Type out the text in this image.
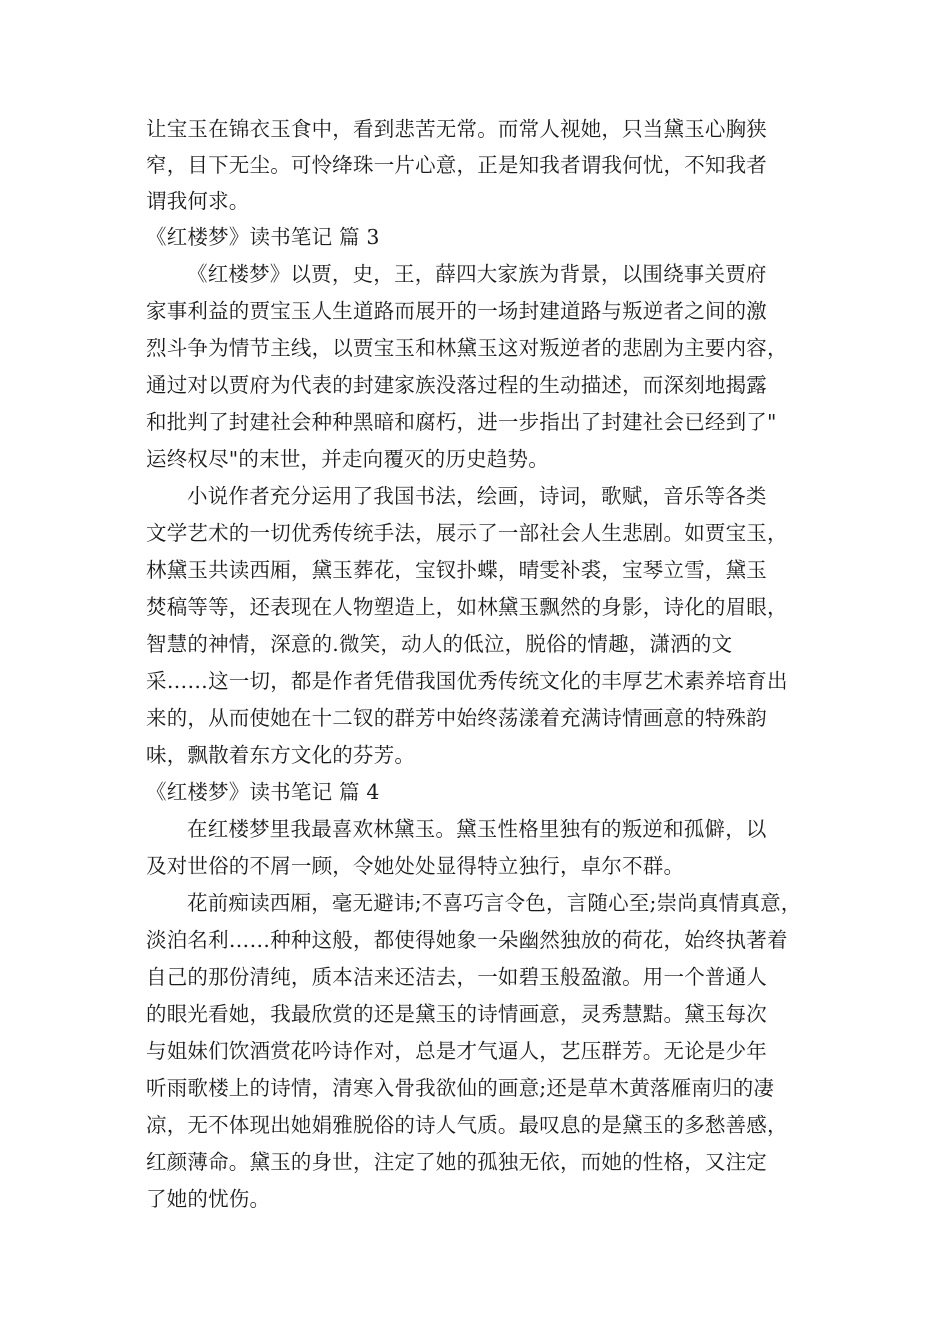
让宝玉在锦衣玉食中，看到悲苦无常。而常人视她，只当黛玉心胸狭
窄，目下无尘。可怜绛珠一片心意，正是知我者谓我何忧，不知我者
谓我何求。
《红楼梦》读书笔记 篇 3
《红楼梦》以贾，史，王，薛四大家族为背景，以围绕事关贾府
家事利益的贾宝玉人生道路而展开的一场封建道路与叛逆者之间的激
烈斗争为情节主线，以贾宝玉和林黛玉这对叛逆者的悲剧为主要内容，
通过对以贾府为代表的封建家族没落过程的生动描述，而深刻地揭露
和批判了封建社会种种黑暗和腐朽，进一步指出了封建社会已经到了"
运终权尽"的末世，并走向覆灭的历史趋势。
小说作者充分运用了我国书法，绘画，诗词，歌赋，音乐等各类
文学艺术的一切优秀传统手法，展示了一部社会人生悲剧。如贾宝玉，
林黛玉共读西厢，黛玉葬花，宝钗扑蝶，晴雯补裘，宝琴立雪，黛玉
焚稿等等，还表现在人物塑造上，如林黛玉飘然的身影，诗化的眉眼，
智慧的神情，深意的.微笑，动人的低泣，脱俗的情趣，潇洒的文
采……这一切，都是作者凭借我国优秀传统文化的丰厚艺术素养培育出
来的，从而使她在十二钗的群芳中始终荡漾着充满诗情画意的特殊韵
味，飘散着东方文化的芬芳。
《红楼梦》读书笔记 篇 4
在红楼梦里我最喜欢林黛玉。黛玉性格里独有的叛逆和孤僻，以
及对世俗的不屑一顾，令她处处显得特立独行，卓尔不群。
花前痴读西厢，毫无避讳;不喜巧言令色，言随心至;崇尚真情真意，
淡泊名利……种种这般，都使得她象一朵幽然独放的荷花，始终执著着
自己的那份清纯，质本洁来还洁去，一如碧玉般盈澈。用一个普通人
的眼光看她，我最欣赏的还是黛玉的诗情画意，灵秀慧黠。黛玉每次
与姐妹们饮酒赏花吟诗作对，总是才气逼人，艺压群芳。无论是少年
听雨歌楼上的诗情，清寒入骨我欲仙的画意;还是草木黄落雁南归的凄
凉，无不体现出她娟雅脱俗的诗人气质。最叹息的是黛玉的多愁善感，
红颜薄命。黛玉的身世，注定了她的孤独无依，而她的性格，又注定
了她的忧伤。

→ **The exercise**
Without the pictures, write out every entry precisely as it appears.

→ **Result**
Type out the text in this image.
让宝玉在锦衣玉食中，看到悲苦无常。而常人视她，只当黛玉心胸狭
窄，目下无尘。可怜绛珠一片心意，正是知我者谓我何忧，不知我者
谓我何求。
《红楼梦》读书笔记 篇 3
《红楼梦》以贾，史，王，薛四大家族为背景，以围绕事关贾府
家事利益的贾宝玉人生道路而展开的一场封建道路与叛逆者之间的激
烈斗争为情节主线，以贾宝玉和林黛玉这对叛逆者的悲剧为主要内容，
通过对以贾府为代表的封建家族没落过程的生动描述，而深刻地揭露
和批判了封建社会种种黑暗和腐朽，进一步指出了封建社会已经到了"
运终权尽"的末世，并走向覆灭的历史趋势。
小说作者充分运用了我国书法，绘画，诗词，歌赋，音乐等各类
文学艺术的一切优秀传统手法，展示了一部社会人生悲剧。如贾宝玉，
林黛玉共读西厢，黛玉葬花，宝钗扑蝶，晴雯补裘，宝琴立雪，黛玉
焚稿等等，还表现在人物塑造上，如林黛玉飘然的身影，诗化的眉眼，
智慧的神情，深意的.微笑，动人的低泣，脱俗的情趣，潇洒的文
采……这一切，都是作者凭借我国优秀传统文化的丰厚艺术素养培育出
来的，从而使她在十二钗的群芳中始终荡漾着充满诗情画意的特殊韵
味，飘散着东方文化的芬芳。
《红楼梦》读书笔记 篇 4
在红楼梦里我最喜欢林黛玉。黛玉性格里独有的叛逆和孤僻，以
及对世俗的不屑一顾，令她处处显得特立独行，卓尔不群。
花前痴读西厢，毫无避讳;不喜巧言令色，言随心至;崇尚真情真意，
淡泊名利……种种这般，都使得她象一朵幽然独放的荷花，始终执著着
自己的那份清纯，质本洁来还洁去，一如碧玉般盈澈。用一个普通人
的眼光看她，我最欣赏的还是黛玉的诗情画意，灵秀慧黠。黛玉每次
与姐妹们饮酒赏花吟诗作对，总是才气逼人，艺压群芳。无论是少年
听雨歌楼上的诗情，清寒入骨我欲仙的画意;还是草木黄落雁南归的凄
凉，无不体现出她娟雅脱俗的诗人气质。最叹息的是黛玉的多愁善感，
红颜薄命。黛玉的身世，注定了她的孤独无依，而她的性格，又注定
了她的忧伤。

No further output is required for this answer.